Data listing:
╭──

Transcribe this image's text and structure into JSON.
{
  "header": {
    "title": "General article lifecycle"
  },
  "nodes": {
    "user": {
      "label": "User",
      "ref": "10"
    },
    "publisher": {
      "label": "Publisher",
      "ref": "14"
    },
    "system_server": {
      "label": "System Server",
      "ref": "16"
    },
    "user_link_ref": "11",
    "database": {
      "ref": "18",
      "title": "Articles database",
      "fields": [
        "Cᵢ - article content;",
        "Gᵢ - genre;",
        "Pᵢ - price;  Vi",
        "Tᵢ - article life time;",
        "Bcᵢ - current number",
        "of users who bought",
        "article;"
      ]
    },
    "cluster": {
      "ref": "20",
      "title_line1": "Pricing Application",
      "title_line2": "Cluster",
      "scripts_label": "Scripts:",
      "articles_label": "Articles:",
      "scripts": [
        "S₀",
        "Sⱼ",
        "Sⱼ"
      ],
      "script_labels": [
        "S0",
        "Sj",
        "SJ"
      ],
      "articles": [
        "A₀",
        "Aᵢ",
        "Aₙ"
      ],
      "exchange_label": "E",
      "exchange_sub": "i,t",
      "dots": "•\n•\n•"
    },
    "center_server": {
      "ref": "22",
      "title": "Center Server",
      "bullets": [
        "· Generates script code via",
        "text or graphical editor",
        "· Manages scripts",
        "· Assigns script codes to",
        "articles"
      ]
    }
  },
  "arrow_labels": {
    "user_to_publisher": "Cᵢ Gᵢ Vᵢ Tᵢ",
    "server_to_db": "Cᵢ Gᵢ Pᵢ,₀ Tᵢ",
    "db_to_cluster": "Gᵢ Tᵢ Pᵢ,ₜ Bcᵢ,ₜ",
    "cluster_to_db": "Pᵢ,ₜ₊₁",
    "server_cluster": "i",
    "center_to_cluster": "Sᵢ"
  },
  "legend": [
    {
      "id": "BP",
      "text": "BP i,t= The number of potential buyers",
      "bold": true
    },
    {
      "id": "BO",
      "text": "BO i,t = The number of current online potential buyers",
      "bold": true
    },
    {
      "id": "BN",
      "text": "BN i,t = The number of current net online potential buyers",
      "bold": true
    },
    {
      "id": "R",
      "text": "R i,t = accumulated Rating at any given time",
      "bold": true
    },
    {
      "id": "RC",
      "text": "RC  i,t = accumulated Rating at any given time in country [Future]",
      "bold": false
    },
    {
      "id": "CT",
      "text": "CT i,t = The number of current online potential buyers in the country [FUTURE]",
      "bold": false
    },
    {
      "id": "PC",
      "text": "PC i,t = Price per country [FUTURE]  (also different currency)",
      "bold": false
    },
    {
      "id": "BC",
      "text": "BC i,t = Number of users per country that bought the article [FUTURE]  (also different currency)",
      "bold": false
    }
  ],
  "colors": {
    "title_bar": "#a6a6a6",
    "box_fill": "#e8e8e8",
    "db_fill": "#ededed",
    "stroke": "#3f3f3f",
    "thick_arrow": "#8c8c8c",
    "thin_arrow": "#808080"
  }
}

╰──

EXERCISE DESCRIPTION: Show the data once more, exactly as it was written.

RESULT BELOW:
Transcribe this image's text and structure into JSON.
{
  "header": {
    "title": "General article lifecycle"
  },
  "nodes": {
    "user": {
      "label": "User",
      "ref": "10"
    },
    "publisher": {
      "label": "Publisher",
      "ref": "14"
    },
    "system_server": {
      "label": "System Server",
      "ref": "16"
    },
    "user_link_ref": "11",
    "database": {
      "ref": "18",
      "title": "Articles database",
      "fields": [
        "Cᵢ - article content;",
        "Gᵢ - genre;",
        "Pᵢ - price;  Vi",
        "Tᵢ - article life time;",
        "Bcᵢ - current number",
        "of users who bought",
        "article;"
      ]
    },
    "cluster": {
      "ref": "20",
      "title_line1": "Pricing Application",
      "title_line2": "Cluster",
      "scripts_label": "Scripts:",
      "articles_label": "Articles:",
      "scripts": [
        "S₀",
        "Sⱼ",
        "Sⱼ"
      ],
      "script_labels": [
        "S0",
        "Sj",
        "SJ"
      ],
      "articles": [
        "A₀",
        "Aᵢ",
        "Aₙ"
      ],
      "exchange_label": "E",
      "exchange_sub": "i,t",
      "dots": "•\n•\n•"
    },
    "center_server": {
      "ref": "22",
      "title": "Center Server",
      "bullets": [
        "· Generates script code via",
        "text or graphical editor",
        "· Manages scripts",
        "· Assigns script codes to",
        "articles"
      ]
    }
  },
  "arrow_labels": {
    "user_to_publisher": "Cᵢ Gᵢ Vᵢ Tᵢ",
    "server_to_db": "Cᵢ Gᵢ Pᵢ,₀ Tᵢ",
    "db_to_cluster": "Gᵢ Tᵢ Pᵢ,ₜ Bcᵢ,ₜ",
    "cluster_to_db": "Pᵢ,ₜ₊₁",
    "server_cluster": "i",
    "center_to_cluster": "Sᵢ"
  },
  "legend": [
    {
      "id": "BP",
      "text": "BP i,t= The number of potential buyers",
      "bold": true
    },
    {
      "id": "BO",
      "text": "BO i,t = The number of current online potential buyers",
      "bold": true
    },
    {
      "id": "BN",
      "text": "BN i,t = The number of current net online potential buyers",
      "bold": true
    },
    {
      "id": "R",
      "text": "R i,t = accumulated Rating at any given time",
      "bold": true
    },
    {
      "id": "RC",
      "text": "RC  i,t = accumulated Rating at any given time in country [Future]",
      "bold": false
    },
    {
      "id": "CT",
      "text": "CT i,t = The number of current online potential buyers in the country [FUTURE]",
      "bold": false
    },
    {
      "id": "PC",
      "text": "PC i,t = Price per country [FUTURE]  (also different currency)",
      "bold": false
    },
    {
      "id": "BC",
      "text": "BC i,t = Number of users per country that bought the article [FUTURE]  (also different currency)",
      "bold": false
    }
  ],
  "colors": {
    "title_bar": "#a6a6a6",
    "box_fill": "#e8e8e8",
    "db_fill": "#ededed",
    "stroke": "#3f3f3f",
    "thick_arrow": "#8c8c8c",
    "thin_arrow": "#808080"
  }
}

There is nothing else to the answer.